● Short task:
Decide whether each statement below agrees with the passage on the Supreme Political Council. Answer yes or no for each and quote the words from the passage that decide it.
1. The council was established in Aden.
2. Mahdi al-Mashat has headed the council as Chairman since 2018.
3. The council's listed website is still active.

● Passage:
————————
Overview
- Established: 28 July 2016
- Polity: Houthi-controlled territories of Yemen
- Leader: Chairman: Mahdi al-Mashat (Head of State); Prime Minister: Muhammad Ahmed Miftah (Head of Govt);
- Ministries: Government of Change and Construction
- Headquarters: Sanaa
- Website: yemen.gov.ye (dead) (27 April 2021 archive)

= Supreme Political Council =

Houthi executive body

The Supreme Political Council (SPC; المجلس السياسي الأعلى) is an extraconstitutional rival executive established in 2016 in Sanaa by the Houthis and the pro-Houthi faction of the General People's Congress (GPC) to rule areas of Yemen under their control opposed to the internationally recognized Presidential Leadership Council (PLC) in Aden. The SPC carries out the functions of head of state in Yemen, appointing the country's cabinet and managing the Yemen's state affairs in a bid to fill in political vacuum during the Yemeni Civil War. The Council aims to outline a basis for running the country and managing state affairs on the basis of the constitution. Since 2018, the SPC has been headed by Mahdi al-Mashat as Chairman of the Council.
————————
● Recorded data:
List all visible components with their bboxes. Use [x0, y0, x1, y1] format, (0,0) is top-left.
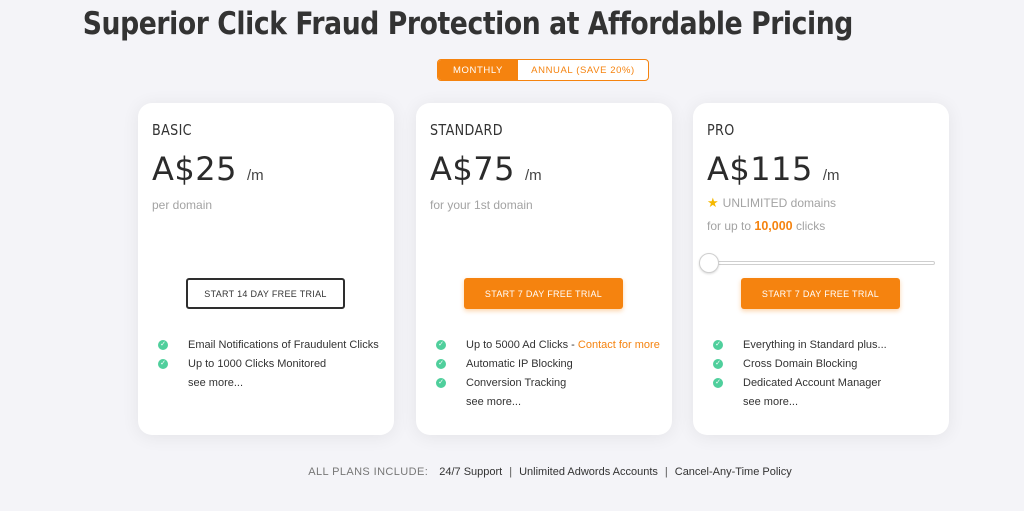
————————
● Solution:
1. No: "established in 2016 in Sanaa"
2. Yes: "Since 2018, the SPC has been headed by Mahdi al-Mashat as Chairman of the Council."
3. No: "yemen.gov.ye (dead)"